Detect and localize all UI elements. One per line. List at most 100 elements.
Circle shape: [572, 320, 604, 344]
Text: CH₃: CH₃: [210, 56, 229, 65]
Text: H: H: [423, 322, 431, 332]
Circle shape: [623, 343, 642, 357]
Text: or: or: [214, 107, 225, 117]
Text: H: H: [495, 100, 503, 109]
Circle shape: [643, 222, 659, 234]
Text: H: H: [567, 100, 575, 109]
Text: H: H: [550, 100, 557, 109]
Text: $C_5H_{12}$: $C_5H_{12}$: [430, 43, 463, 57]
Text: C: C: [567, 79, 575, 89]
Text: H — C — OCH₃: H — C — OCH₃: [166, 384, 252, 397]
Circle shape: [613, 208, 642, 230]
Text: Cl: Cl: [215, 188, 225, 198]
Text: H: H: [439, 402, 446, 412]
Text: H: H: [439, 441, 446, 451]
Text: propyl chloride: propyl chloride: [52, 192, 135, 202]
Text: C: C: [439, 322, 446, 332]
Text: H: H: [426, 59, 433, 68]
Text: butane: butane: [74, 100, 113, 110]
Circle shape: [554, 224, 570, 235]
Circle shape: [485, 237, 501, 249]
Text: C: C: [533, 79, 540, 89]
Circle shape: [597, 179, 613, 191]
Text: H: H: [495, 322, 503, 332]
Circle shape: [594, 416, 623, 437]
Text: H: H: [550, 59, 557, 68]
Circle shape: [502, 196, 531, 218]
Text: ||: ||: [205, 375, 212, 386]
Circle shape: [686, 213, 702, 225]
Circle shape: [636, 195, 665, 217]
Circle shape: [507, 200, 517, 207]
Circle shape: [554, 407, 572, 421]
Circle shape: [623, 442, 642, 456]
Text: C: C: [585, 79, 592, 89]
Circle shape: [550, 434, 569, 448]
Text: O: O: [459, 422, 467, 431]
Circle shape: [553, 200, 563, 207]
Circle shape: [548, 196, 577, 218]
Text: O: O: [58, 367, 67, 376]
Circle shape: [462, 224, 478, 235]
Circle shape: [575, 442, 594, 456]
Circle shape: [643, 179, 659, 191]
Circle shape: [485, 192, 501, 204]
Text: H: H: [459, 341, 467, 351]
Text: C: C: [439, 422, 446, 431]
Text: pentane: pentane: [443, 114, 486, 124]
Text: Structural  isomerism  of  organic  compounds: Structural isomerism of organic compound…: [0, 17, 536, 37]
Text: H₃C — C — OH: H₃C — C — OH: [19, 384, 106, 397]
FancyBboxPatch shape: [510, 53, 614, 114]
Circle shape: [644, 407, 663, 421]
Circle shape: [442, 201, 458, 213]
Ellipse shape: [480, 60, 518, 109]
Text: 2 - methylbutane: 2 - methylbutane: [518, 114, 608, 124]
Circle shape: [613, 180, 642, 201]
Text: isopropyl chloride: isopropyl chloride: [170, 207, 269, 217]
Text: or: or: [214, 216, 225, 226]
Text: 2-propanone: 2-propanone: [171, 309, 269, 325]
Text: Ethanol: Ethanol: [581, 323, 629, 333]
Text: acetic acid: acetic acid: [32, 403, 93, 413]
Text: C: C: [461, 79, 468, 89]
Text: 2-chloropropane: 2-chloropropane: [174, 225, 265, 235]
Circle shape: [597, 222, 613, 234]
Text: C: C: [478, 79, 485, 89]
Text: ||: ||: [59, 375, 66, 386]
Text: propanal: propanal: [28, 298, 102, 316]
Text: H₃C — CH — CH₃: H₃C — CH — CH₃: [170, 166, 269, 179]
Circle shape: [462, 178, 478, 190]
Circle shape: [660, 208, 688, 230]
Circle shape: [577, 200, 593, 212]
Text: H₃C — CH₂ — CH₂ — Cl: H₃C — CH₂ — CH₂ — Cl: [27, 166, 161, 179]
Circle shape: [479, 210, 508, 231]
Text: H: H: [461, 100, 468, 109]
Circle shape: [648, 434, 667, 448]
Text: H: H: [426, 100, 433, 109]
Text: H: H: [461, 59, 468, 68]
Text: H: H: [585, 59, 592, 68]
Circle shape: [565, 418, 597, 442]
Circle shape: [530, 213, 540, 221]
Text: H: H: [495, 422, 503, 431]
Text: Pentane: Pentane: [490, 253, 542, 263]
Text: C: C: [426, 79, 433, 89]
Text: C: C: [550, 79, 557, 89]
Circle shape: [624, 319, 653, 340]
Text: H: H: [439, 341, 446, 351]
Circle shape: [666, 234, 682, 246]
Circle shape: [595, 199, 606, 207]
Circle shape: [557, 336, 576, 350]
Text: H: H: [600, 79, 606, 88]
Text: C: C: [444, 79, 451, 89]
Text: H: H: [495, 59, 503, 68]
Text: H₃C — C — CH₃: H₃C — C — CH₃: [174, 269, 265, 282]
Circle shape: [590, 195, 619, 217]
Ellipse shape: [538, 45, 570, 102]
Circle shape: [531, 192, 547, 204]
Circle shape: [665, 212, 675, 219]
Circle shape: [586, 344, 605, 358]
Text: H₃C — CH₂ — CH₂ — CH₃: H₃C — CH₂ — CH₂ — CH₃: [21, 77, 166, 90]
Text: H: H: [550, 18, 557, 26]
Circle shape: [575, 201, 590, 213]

_____

◆ **Aim**
Copy every line above verbatim, keeping their original order and formatting.

◆ **Solution**
Detect and localize all UI elements. One per line. List at most 100 elements.
Circle shape: [572, 320, 604, 344]
Text: CH₃: CH₃: [210, 56, 229, 65]
Text: H: H: [423, 322, 431, 332]
Circle shape: [623, 343, 642, 357]
Text: or: or: [214, 107, 225, 117]
Text: H: H: [495, 100, 503, 109]
Circle shape: [643, 222, 659, 234]
Text: H: H: [567, 100, 575, 109]
Text: H: H: [550, 100, 557, 109]
Text: $C_5H_{12}$: $C_5H_{12}$: [430, 43, 463, 57]
Text: C: C: [567, 79, 575, 89]
Text: H — C — OCH₃: H — C — OCH₃: [166, 384, 252, 397]
Circle shape: [613, 208, 642, 230]
Text: Cl: Cl: [215, 188, 225, 198]
Text: H: H: [439, 402, 446, 412]
Text: H: H: [439, 441, 446, 451]
Text: propyl chloride: propyl chloride: [52, 192, 135, 202]
Text: C: C: [439, 322, 446, 332]
Text: H: H: [426, 59, 433, 68]
Text: butane: butane: [74, 100, 113, 110]
Circle shape: [554, 224, 570, 235]
Circle shape: [485, 237, 501, 249]
Text: C: C: [533, 79, 540, 89]
Circle shape: [597, 179, 613, 191]
Text: H: H: [495, 322, 503, 332]
Circle shape: [594, 416, 623, 437]
Text: H: H: [550, 59, 557, 68]
Circle shape: [502, 196, 531, 218]
Text: ||: ||: [205, 375, 212, 386]
Circle shape: [686, 213, 702, 225]
Circle shape: [636, 195, 665, 217]
Circle shape: [507, 200, 517, 207]
Circle shape: [554, 407, 572, 421]
Circle shape: [623, 442, 642, 456]
Text: C: C: [585, 79, 592, 89]
Circle shape: [550, 434, 569, 448]
Text: O: O: [459, 422, 467, 431]
Circle shape: [553, 200, 563, 207]
Circle shape: [548, 196, 577, 218]
Text: O: O: [58, 367, 67, 376]
Circle shape: [462, 224, 478, 235]
Circle shape: [575, 442, 594, 456]
Circle shape: [643, 179, 659, 191]
Circle shape: [485, 192, 501, 204]
Text: H: H: [459, 341, 467, 351]
Text: C: C: [439, 422, 446, 431]
Text: pentane: pentane: [443, 114, 486, 124]
Text: Structural  isomerism  of  organic  compounds: Structural isomerism of organic compound…: [0, 17, 536, 37]
Text: H₃C — C — OH: H₃C — C — OH: [19, 384, 106, 397]
FancyBboxPatch shape: [510, 53, 614, 114]
Circle shape: [644, 407, 663, 421]
Circle shape: [442, 201, 458, 213]
Ellipse shape: [480, 60, 518, 109]
Text: 2 - methylbutane: 2 - methylbutane: [518, 114, 608, 124]
Circle shape: [613, 180, 642, 201]
Text: isopropyl chloride: isopropyl chloride: [170, 207, 269, 217]
Text: or: or: [214, 216, 225, 226]
Text: 2-propanone: 2-propanone: [171, 309, 269, 325]
Text: Ethanol: Ethanol: [581, 323, 629, 333]
Text: acetic acid: acetic acid: [32, 403, 93, 413]
Text: C: C: [461, 79, 468, 89]
Text: 2-chloropropane: 2-chloropropane: [174, 225, 265, 235]
Circle shape: [597, 222, 613, 234]
Text: C: C: [478, 79, 485, 89]
Text: ||: ||: [59, 375, 66, 386]
Text: propanal: propanal: [28, 298, 102, 316]
Text: H₃C — CH — CH₃: H₃C — CH — CH₃: [170, 166, 269, 179]
Circle shape: [462, 178, 478, 190]
Circle shape: [660, 208, 688, 230]
Circle shape: [577, 200, 593, 212]
Text: H₃C — CH₂ — CH₂ — Cl: H₃C — CH₂ — CH₂ — Cl: [27, 166, 161, 179]
Circle shape: [479, 210, 508, 231]
Text: H: H: [461, 100, 468, 109]
Circle shape: [648, 434, 667, 448]
Text: H: H: [426, 100, 433, 109]
Text: H: H: [461, 59, 468, 68]
Text: H: H: [585, 59, 592, 68]
Circle shape: [565, 418, 597, 442]
Circle shape: [530, 213, 540, 221]
Text: H: H: [495, 422, 503, 431]
Text: Pentane: Pentane: [490, 253, 542, 263]
Text: C: C: [426, 79, 433, 89]
Text: C: C: [550, 79, 557, 89]
Circle shape: [624, 319, 653, 340]
Text: H: H: [439, 341, 446, 351]
Circle shape: [666, 234, 682, 246]
Circle shape: [595, 199, 606, 207]
Circle shape: [557, 336, 576, 350]
Text: H: H: [600, 79, 606, 88]
Text: C: C: [444, 79, 451, 89]
Text: H: H: [495, 59, 503, 68]
Text: H₃C — C — CH₃: H₃C — C — CH₃: [174, 269, 265, 282]
Circle shape: [590, 195, 619, 217]
Ellipse shape: [538, 45, 570, 102]
Circle shape: [531, 192, 547, 204]
Circle shape: [665, 212, 675, 219]
Circle shape: [586, 344, 605, 358]
Text: H₃C — CH₂ — CH₂ — CH₃: H₃C — CH₂ — CH₂ — CH₃: [21, 77, 166, 90]
Text: H: H: [550, 18, 557, 26]
Circle shape: [575, 201, 590, 213]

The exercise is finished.